## Description of the task
All lines in the data bearing the string "Жестаз" should be identified and copied.

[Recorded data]
___
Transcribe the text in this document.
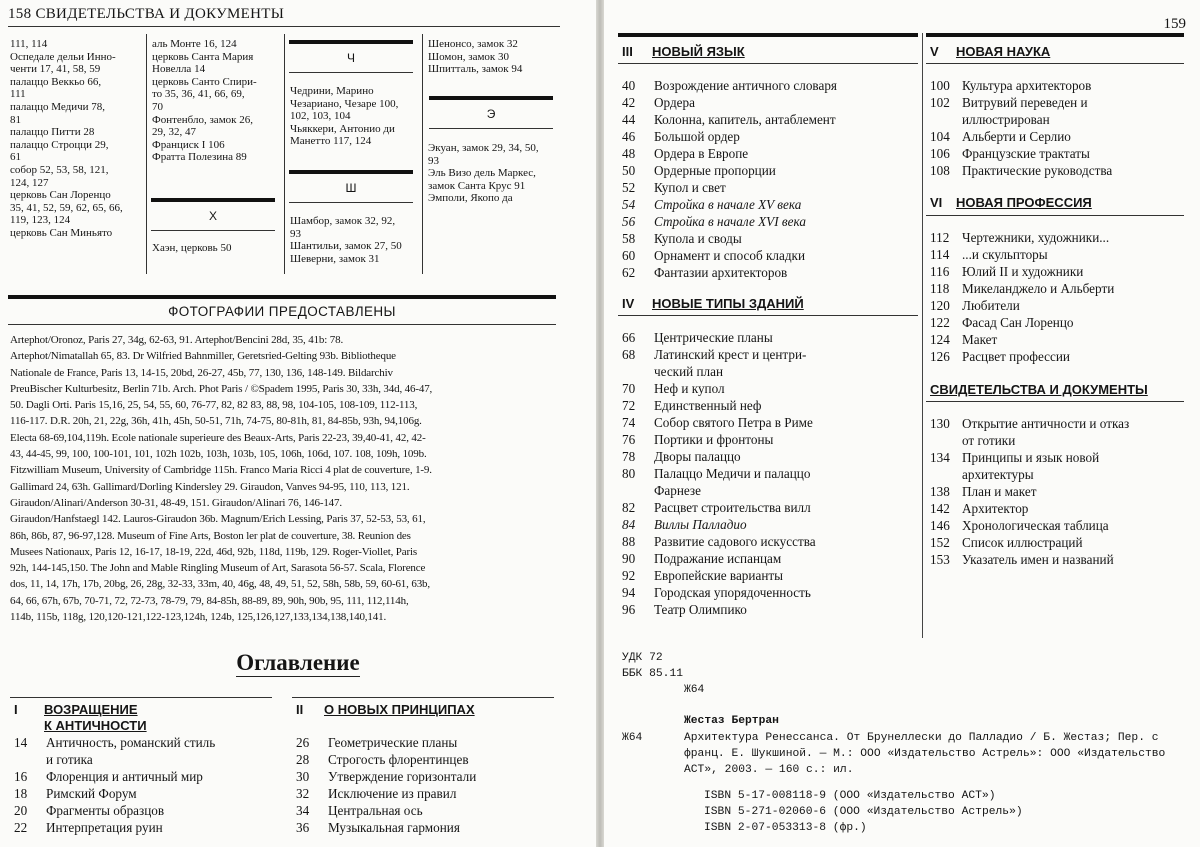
158 СВИДЕТЕЛЬСТВА И ДОКУМЕНТЫ
111, 114
Оспедале дельи Инно-
ченти 17, 41, 58, 59
палаццо Веккьо 66,
111
палаццо Медичи 78,
81
палаццо Питти 28
палаццо Строцци 29,
61
собор 52, 53, 58, 121,
124, 127
церковь Сан Лоренцо
35, 41, 52, 59, 62, 65, 66,
119, 123, 124
церковь Сан Миньято
аль Монте 16, 124
церковь Санта Мария
Новелла 14
церковь Санто Спири-
то 35, 36, 41, 66, 69,
70
Фонтенбло, замок 26,
29, 32, 47
Франциск I 106
Фратта Полезина 89
Х
Хаэн, церковь 50
Ч
Чедрини, Марино
Чезариано, Чезаре 100,
102, 103, 104
Чьяккери, Антонио ди
Манетто 117, 124
Ш
Шамбор, замок 32, 92,
93
Шантильи, замок 27, 50
Шеверни, замок 31
Шенонсо, замок 32
Шомон, замок 30
Шпитталь, замок 94
Э
Экуан, замок 29, 34, 50,
93
Эль Визо дель Маркес,
замок Санта Крус 91
Эмполи, Якопо да
ФОТОГРАФИИ ПРЕДОСТАВЛЕНЫ
Artephot/Oronoz, Paris 27, 34g, 62-63, 91. Artephot/Bencini 28d, 35, 41b: 78.
Artephot/Nimatallah 65, 83. Dr Wilfried Bahnmiller, Geretsried-Gelting 93b. Bibliotheque
Nationale de France, Paris 13, 14-15, 20bd, 26-27, 45b, 77, 130, 136, 148-149. Bildarchiv
PreuBischer Kulturbesitz, Berlin 71b. Arch. Phot Paris / ©Spadem 1995, Paris 30, 33h, 34d, 46-47,
50. Dagli Orti. Paris 15,16, 25, 54, 55, 60, 76-77, 82, 82 83, 88, 98, 104-105, 108-109, 112-113,
116-117. D.R. 20h, 21, 22g, 36h, 41h, 45h, 50-51, 71h, 74-75, 80-81h, 81, 84-85b, 93h, 94,106g.
Electa 68-69,104,119h. Ecole nationale superieure des Beaux-Arts, Paris 22-23, 39,40-41, 42, 42-
43, 44-45, 99, 100, 100-101, 101, 102h 102b, 103h, 103b, 105, 106h, 106d, 107. 108, 109h, 109b.
Fitzwilliam Museum, University of Cambridge 115h. Franco Maria Ricci 4 plat de couverture, 1-9.
Gallimard 24, 63h. Gallimard/Dorling Kindersley 29. Giraudon, Vanves 94-95, 110, 113, 121.
Giraudon/Alinari/Anderson 30-31, 48-49, 151. Giraudon/Alinari 76, 146-147.
Giraudon/Hanfstaegl 142. Lauros-Giraudon 36b. Magnum/Erich Lessing, Paris 37, 52-53, 53, 61,
86h, 86b, 87, 96-97,128. Museum of Fine Arts, Boston ler plat de couverture, 38. Reunion des
Musees Nationaux, Paris 12, 16-17, 18-19, 22d, 46d, 92b, 118d, 119b, 129. Roger-Viollet, Paris
92h, 144-145,150. The John and Mable Ringling Museum of Art, Sarasota 56-57. Scala, Florence
dos, 11, 14, 17h, 17b, 20bg, 26, 28g, 32-33, 33m, 40, 46g, 48, 49, 51, 52, 58h, 58b, 59, 60-61, 63b,
64, 66, 67h, 67b, 70-71, 72, 72-73, 78-79, 79, 84-85h, 88-89, 89, 90h, 90b, 95, 111, 112,114h,
114b, 115b, 118g, 120,120-121,122-123,124h, 124b, 125,126,127,133,134,138,140,141.
Оглавление
I ВОЗРАЩЕНИЕ
К АНТИЧНОСТИ
14	Античность, романский стиль
и готика
16	Флоренция и античный мир
18	Римский Форум
20	Фрагменты образцов
22	Интерпретация руин
II О НОВЫХ ПРИНЦИПАХ
26	Геометрические планы
28	Строгость флорентинцев
30	Утверждение горизонтали
32	Исключение из правил
34	Центральная ось
36	Музыкальная гармония
159
III НОВЫЙ ЯЗЫК
40	Возрождение античного словаря
42	Ордера
44	Колонна, капитель, антаблемент
46	Большой ордер
48	Ордера в Европе
50	Ордерные пропорции
52	Купол и свет
54	Стройка в начале XV века
56	Стройка в начале XVI века
58	Купола и своды
60	Орнамент и способ кладки
62	Фантазии архитекторов
IV НОВЫЕ ТИПЫ ЗДАНИЙ
66	Центрические планы
68	Латинский крест и центри-
ческий план
70	Неф и купол
72	Единственный неф
74	Собор святого Петра в Риме
76	Портики и фронтоны
78	Дворы палаццо
80	Палаццо Медичи и палаццо
Фарнезе
82	Расцвет строительства вилл
84	Виллы Палладио
88	Развитие садового искусства
90	Подражание испанцам
92	Европейские варианты
94	Городская упорядоченность
96	Театр Олимпико
V НОВАЯ НАУКА
100 Культура архитекторов
102 Витрувий переведен и
иллюстрирован
104 Альберти и Серлио
106 Французские трактаты
108 Практические руководства
VI НОВАЯ ПРОФЕССИЯ
112 Чертежники, художники...
114 ...и скульпторы
116 Юлий II и художники
118 Микеланджело и Альберти
120 Любители
122 Фасад Сан Лоренцо
124 Макет
126 Расцвет профессии
СВИДЕТЕЛЬСТВА И ДОКУМЕНТЫ
130 Открытие античности и отказ
от готики
134 Принципы и язык новой
архитектуры
138 План и макет
142 Архитектор
146 Хронологическая таблица
152 Список иллюстраций
153 Указатель имен и названий
УДК 72
ББК 85.11
Ж64
Жестаз Бертран
Ж64	Архитектура Ренессанса. От Брунеллески до Палладио / Б. Жестаз; Пер. с
франц. Е. Шукшиной. — М.: ООО «Издательство Астрель»: ООО «Издательство
АСТ», 2003. — 160 с.: ил.
ISBN 5-17-008118-9 (ООО «Издательство АСТ»)
ISBN 5-271-02060-6 (ООО «Издательство Астрель»)
ISBN 2-07-053313-8 (фр.)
___
## Solution for this problem
Жестаз Бертран
Ж64	Архитектура Ренессанса. От Брунеллески до Палладио / Б. Жестаз; Пер. с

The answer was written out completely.